## TASK PROMPT
Set the data down again, exactly as it reads, but without the pictures.

===== RECORDS PROVIDED =====

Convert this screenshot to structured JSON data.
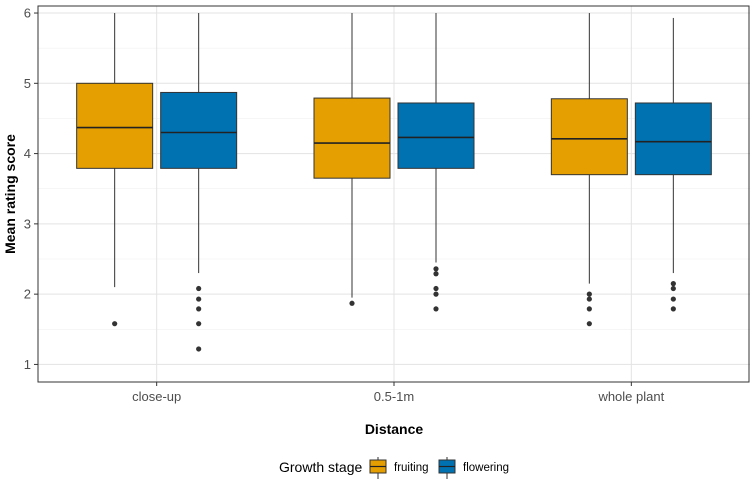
{
  "chart_data": {
    "type": "box",
    "xlabel": "Distance",
    "ylabel": "Mean rating score",
    "categories": [
      "close-up",
      "0.5-1m",
      "whole plant"
    ],
    "ylim": [
      0.75,
      6.1
    ],
    "yticks": [
      1,
      2,
      3,
      4,
      5,
      6
    ],
    "grid": true,
    "legend": {
      "title": "Growth stage",
      "position": "bottom",
      "entries": [
        "fruiting",
        "flowering"
      ]
    },
    "series": [
      {
        "name": "fruiting",
        "color": "#E69F00",
        "boxes": [
          {
            "category": "close-up",
            "lower_whisker": 2.1,
            "q1": 3.79,
            "median": 4.37,
            "q3": 5.0,
            "upper_whisker": 6.0,
            "outliers": [
              1.58
            ]
          },
          {
            "category": "0.5-1m",
            "lower_whisker": 1.95,
            "q1": 3.65,
            "median": 4.15,
            "q3": 4.79,
            "upper_whisker": 6.0,
            "outliers": [
              1.87
            ]
          },
          {
            "category": "whole plant",
            "lower_whisker": 2.15,
            "q1": 3.7,
            "median": 4.21,
            "q3": 4.78,
            "upper_whisker": 6.0,
            "outliers": [
              2.0,
              1.93,
              1.79,
              1.58
            ]
          }
        ]
      },
      {
        "name": "flowering",
        "color": "#0072B2",
        "boxes": [
          {
            "category": "close-up",
            "lower_whisker": 2.3,
            "q1": 3.79,
            "median": 4.3,
            "q3": 4.87,
            "upper_whisker": 6.0,
            "outliers": [
              2.08,
              1.93,
              1.79,
              1.58,
              1.22
            ]
          },
          {
            "category": "0.5-1m",
            "lower_whisker": 2.45,
            "q1": 3.79,
            "median": 4.23,
            "q3": 4.72,
            "upper_whisker": 6.0,
            "outliers": [
              2.36,
              2.29,
              2.08,
              2.0,
              1.79
            ]
          },
          {
            "category": "whole plant",
            "lower_whisker": 2.3,
            "q1": 3.7,
            "median": 4.17,
            "q3": 4.72,
            "upper_whisker": 5.93,
            "outliers": [
              2.15,
              2.08,
              1.93,
              1.79
            ]
          }
        ]
      }
    ]
  }
}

=====

## TASK ANSWER
Convert this screenshot to structured JSON data.
{
  "chart_data": {
    "type": "box",
    "xlabel": "Distance",
    "ylabel": "Mean rating score",
    "categories": [
      "close-up",
      "0.5-1m",
      "whole plant"
    ],
    "ylim": [
      0.75,
      6.1
    ],
    "yticks": [
      1,
      2,
      3,
      4,
      5,
      6
    ],
    "grid": true,
    "legend": {
      "title": "Growth stage",
      "position": "bottom",
      "entries": [
        "fruiting",
        "flowering"
      ]
    },
    "series": [
      {
        "name": "fruiting",
        "color": "#E69F00",
        "boxes": [
          {
            "category": "close-up",
            "lower_whisker": 2.1,
            "q1": 3.79,
            "median": 4.37,
            "q3": 5.0,
            "upper_whisker": 6.0,
            "outliers": [
              1.58
            ]
          },
          {
            "category": "0.5-1m",
            "lower_whisker": 1.95,
            "q1": 3.65,
            "median": 4.15,
            "q3": 4.79,
            "upper_whisker": 6.0,
            "outliers": [
              1.87
            ]
          },
          {
            "category": "whole plant",
            "lower_whisker": 2.15,
            "q1": 3.7,
            "median": 4.21,
            "q3": 4.78,
            "upper_whisker": 6.0,
            "outliers": [
              2.0,
              1.93,
              1.79,
              1.58
            ]
          }
        ]
      },
      {
        "name": "flowering",
        "color": "#0072B2",
        "boxes": [
          {
            "category": "close-up",
            "lower_whisker": 2.3,
            "q1": 3.79,
            "median": 4.3,
            "q3": 4.87,
            "upper_whisker": 6.0,
            "outliers": [
              2.08,
              1.93,
              1.79,
              1.58,
              1.22
            ]
          },
          {
            "category": "0.5-1m",
            "lower_whisker": 2.45,
            "q1": 3.79,
            "median": 4.23,
            "q3": 4.72,
            "upper_whisker": 6.0,
            "outliers": [
              2.36,
              2.29,
              2.08,
              2.0,
              1.79
            ]
          },
          {
            "category": "whole plant",
            "lower_whisker": 2.3,
            "q1": 3.7,
            "median": 4.17,
            "q3": 4.72,
            "upper_whisker": 5.93,
            "outliers": [
              2.15,
              2.08,
              1.93,
              1.79
            ]
          }
        ]
      }
    ]
  }
}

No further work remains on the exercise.